======== The input ========
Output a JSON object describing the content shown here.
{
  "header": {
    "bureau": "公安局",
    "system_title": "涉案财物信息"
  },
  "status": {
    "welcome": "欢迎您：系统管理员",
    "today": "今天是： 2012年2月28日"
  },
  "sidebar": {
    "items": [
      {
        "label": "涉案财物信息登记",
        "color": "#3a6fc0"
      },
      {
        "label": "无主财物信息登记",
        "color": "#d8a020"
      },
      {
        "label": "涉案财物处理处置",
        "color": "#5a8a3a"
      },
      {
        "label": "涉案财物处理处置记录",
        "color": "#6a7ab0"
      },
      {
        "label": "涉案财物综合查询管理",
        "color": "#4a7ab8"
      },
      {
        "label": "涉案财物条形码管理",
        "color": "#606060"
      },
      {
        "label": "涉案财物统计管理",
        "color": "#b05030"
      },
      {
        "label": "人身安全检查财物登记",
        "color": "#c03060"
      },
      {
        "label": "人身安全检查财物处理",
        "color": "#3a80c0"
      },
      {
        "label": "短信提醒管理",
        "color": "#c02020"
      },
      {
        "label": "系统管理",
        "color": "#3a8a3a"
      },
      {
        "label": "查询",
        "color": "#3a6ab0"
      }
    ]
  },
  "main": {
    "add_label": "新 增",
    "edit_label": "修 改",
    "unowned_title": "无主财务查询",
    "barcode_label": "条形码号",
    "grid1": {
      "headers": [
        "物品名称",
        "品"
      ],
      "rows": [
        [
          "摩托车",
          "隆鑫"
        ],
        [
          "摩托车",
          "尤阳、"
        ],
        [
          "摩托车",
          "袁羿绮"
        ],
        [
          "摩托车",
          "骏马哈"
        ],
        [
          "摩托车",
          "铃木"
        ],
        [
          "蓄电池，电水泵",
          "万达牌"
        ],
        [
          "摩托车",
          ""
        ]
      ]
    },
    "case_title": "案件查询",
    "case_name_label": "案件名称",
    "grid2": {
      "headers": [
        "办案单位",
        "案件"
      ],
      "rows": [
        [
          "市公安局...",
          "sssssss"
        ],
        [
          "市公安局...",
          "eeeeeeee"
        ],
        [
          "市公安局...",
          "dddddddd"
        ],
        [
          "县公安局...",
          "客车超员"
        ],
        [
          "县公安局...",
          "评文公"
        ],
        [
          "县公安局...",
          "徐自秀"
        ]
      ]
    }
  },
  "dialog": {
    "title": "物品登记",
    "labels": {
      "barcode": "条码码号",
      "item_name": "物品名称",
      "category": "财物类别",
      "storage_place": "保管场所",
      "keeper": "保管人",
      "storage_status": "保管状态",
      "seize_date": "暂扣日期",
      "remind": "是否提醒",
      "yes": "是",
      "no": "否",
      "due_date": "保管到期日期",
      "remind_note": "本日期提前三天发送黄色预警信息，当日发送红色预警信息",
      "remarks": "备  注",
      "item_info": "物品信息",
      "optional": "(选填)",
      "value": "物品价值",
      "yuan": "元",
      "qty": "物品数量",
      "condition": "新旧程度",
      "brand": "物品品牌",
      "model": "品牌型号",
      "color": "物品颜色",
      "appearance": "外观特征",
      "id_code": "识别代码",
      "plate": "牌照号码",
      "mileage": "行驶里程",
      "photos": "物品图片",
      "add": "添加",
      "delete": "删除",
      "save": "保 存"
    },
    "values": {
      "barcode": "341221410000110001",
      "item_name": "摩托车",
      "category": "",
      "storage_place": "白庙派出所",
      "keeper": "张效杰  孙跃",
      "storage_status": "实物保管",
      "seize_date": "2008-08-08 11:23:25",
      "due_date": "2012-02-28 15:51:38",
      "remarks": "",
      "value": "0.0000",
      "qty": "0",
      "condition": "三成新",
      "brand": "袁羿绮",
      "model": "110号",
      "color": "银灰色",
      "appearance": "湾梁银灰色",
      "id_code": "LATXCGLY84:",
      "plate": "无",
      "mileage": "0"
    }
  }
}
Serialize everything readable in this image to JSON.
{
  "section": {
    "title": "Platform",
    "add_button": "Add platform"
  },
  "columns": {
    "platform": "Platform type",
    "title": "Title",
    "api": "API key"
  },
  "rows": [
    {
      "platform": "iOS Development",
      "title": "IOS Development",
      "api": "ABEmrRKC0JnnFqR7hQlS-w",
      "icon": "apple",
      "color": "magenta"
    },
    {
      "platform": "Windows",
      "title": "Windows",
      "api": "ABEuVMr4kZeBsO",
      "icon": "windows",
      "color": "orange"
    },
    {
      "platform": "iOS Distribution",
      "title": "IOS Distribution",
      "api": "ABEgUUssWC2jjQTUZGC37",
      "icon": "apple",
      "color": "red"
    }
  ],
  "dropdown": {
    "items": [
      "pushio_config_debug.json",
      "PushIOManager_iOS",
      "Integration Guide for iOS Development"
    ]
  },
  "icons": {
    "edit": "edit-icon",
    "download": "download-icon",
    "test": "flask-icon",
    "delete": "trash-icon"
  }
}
========
[Exercise directions] Output the line that contains "Serialize everything readable", followed by every later line in the listing, with no line omitted and none added.

[Exercise response]
Serialize everything readable in this image to JSON.
{
  "section": {
    "title": "Platform",
    "add_button": "Add platform"
  },
  "columns": {
    "platform": "Platform type",
    "title": "Title",
    "api": "API key"
  },
  "rows": [
    {
      "platform": "iOS Development",
      "title": "IOS Development",
      "api": "ABEmrRKC0JnnFqR7hQlS-w",
      "icon": "apple",
      "color": "magenta"
    },
    {
      "platform": "Windows",
      "title": "Windows",
      "api": "ABEuVMr4kZeBsO",
      "icon": "windows",
      "color": "orange"
    },
    {
      "platform": "iOS Distribution",
      "title": "IOS Distribution",
      "api": "ABEgUUssWC2jjQTUZGC37",
      "icon": "apple",
      "color": "red"
    }
  ],
  "dropdown": {
    "items": [
      "pushio_config_debug.json",
      "PushIOManager_iOS",
      "Integration Guide for iOS Development"
    ]
  },
  "icons": {
    "edit": "edit-icon",
    "download": "download-icon",
    "test": "flask-icon",
    "delete": "trash-icon"
  }
}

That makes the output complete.